→ PROBLEM
Copy each line below that includes "Observables".

(Chart and figure data)
________________

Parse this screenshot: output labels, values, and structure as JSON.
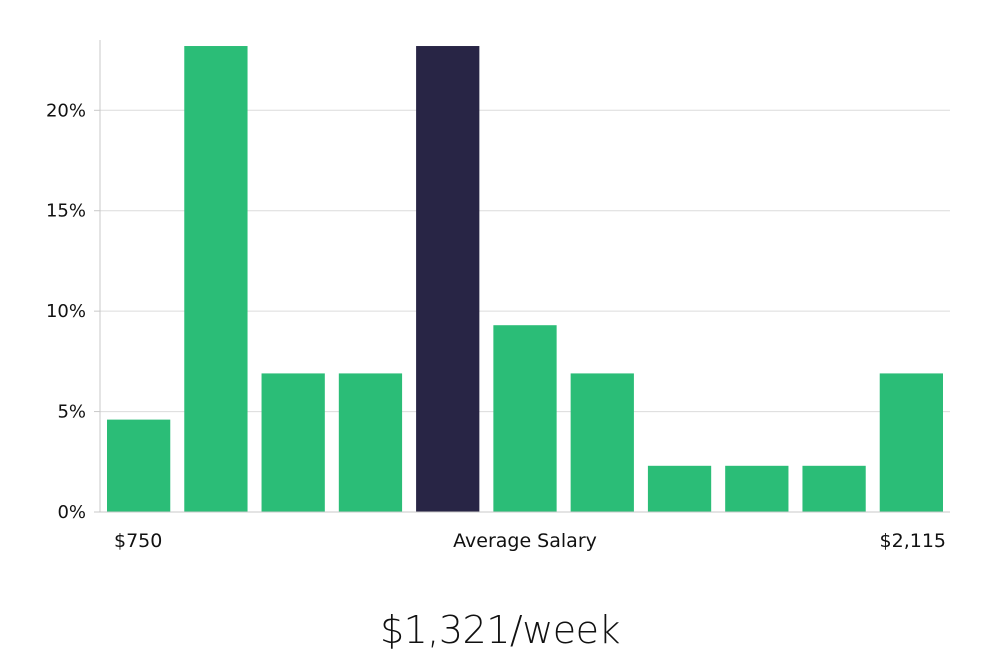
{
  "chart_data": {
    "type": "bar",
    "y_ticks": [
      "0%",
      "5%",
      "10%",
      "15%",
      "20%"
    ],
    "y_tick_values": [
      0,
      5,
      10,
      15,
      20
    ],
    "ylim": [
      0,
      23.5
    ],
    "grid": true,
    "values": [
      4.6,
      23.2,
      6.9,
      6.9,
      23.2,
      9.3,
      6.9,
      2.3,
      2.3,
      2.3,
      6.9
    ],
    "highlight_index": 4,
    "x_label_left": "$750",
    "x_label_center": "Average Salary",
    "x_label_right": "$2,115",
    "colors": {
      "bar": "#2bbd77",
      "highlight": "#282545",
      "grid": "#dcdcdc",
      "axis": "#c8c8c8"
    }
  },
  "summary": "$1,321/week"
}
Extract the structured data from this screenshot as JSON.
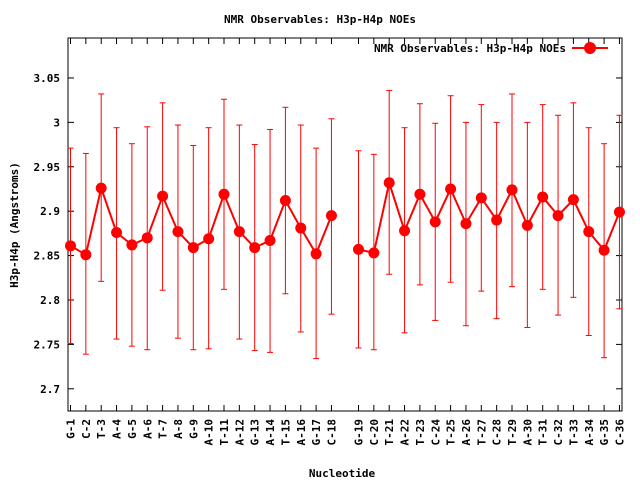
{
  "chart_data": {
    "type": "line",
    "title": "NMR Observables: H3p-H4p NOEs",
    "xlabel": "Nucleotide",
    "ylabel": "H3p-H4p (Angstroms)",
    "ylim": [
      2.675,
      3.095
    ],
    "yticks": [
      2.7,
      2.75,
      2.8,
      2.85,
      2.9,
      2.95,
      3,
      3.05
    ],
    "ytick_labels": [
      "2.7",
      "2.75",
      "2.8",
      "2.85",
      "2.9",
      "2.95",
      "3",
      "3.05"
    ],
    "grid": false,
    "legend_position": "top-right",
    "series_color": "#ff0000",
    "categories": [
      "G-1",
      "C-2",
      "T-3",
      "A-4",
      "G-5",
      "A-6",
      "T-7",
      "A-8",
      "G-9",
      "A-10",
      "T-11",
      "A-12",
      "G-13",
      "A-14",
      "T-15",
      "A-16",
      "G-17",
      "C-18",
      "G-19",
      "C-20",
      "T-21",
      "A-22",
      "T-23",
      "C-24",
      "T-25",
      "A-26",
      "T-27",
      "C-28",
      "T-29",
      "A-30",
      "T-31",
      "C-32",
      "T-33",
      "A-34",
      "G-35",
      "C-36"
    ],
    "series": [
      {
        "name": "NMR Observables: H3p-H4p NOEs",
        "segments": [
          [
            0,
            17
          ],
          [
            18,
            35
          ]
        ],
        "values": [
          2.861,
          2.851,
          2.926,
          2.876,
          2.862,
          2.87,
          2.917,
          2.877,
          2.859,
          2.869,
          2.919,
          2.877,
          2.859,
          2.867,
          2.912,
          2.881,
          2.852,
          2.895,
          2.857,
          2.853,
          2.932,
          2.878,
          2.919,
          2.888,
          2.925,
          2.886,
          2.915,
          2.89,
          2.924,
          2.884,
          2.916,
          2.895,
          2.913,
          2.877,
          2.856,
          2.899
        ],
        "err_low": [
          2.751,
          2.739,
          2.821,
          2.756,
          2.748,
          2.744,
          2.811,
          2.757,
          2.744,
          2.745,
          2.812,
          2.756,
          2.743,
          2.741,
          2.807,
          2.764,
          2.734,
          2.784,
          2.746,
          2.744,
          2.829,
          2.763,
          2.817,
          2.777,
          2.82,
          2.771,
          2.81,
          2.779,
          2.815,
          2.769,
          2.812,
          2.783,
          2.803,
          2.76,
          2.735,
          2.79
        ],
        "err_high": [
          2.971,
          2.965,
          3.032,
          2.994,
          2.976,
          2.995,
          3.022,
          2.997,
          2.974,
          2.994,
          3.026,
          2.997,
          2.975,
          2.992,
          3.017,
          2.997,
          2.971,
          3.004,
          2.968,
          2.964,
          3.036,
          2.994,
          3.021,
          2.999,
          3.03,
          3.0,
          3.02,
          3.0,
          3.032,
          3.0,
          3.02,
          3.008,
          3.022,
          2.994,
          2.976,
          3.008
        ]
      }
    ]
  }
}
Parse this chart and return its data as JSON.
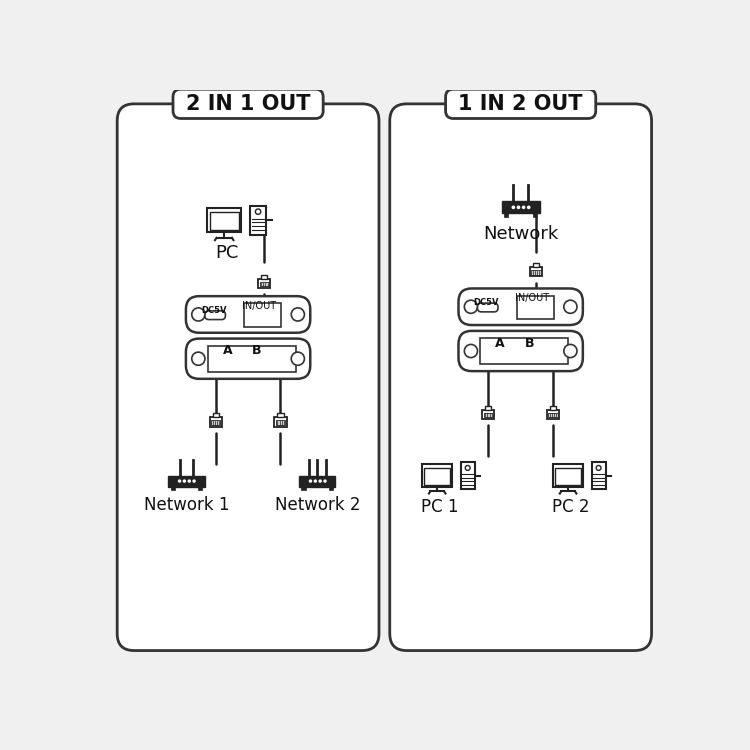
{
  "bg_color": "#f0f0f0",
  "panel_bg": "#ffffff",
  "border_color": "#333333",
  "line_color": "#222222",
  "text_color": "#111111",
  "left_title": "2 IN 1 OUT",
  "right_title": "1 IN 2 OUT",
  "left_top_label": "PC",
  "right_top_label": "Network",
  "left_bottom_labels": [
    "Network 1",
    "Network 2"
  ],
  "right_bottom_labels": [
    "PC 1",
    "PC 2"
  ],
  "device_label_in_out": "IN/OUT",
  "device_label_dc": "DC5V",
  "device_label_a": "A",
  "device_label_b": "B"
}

________________

→ REPLY
    "title": "NMR Observables: H3p-H4p NOEs",
        "name": "NMR Observables: H3p-H4p NOEs",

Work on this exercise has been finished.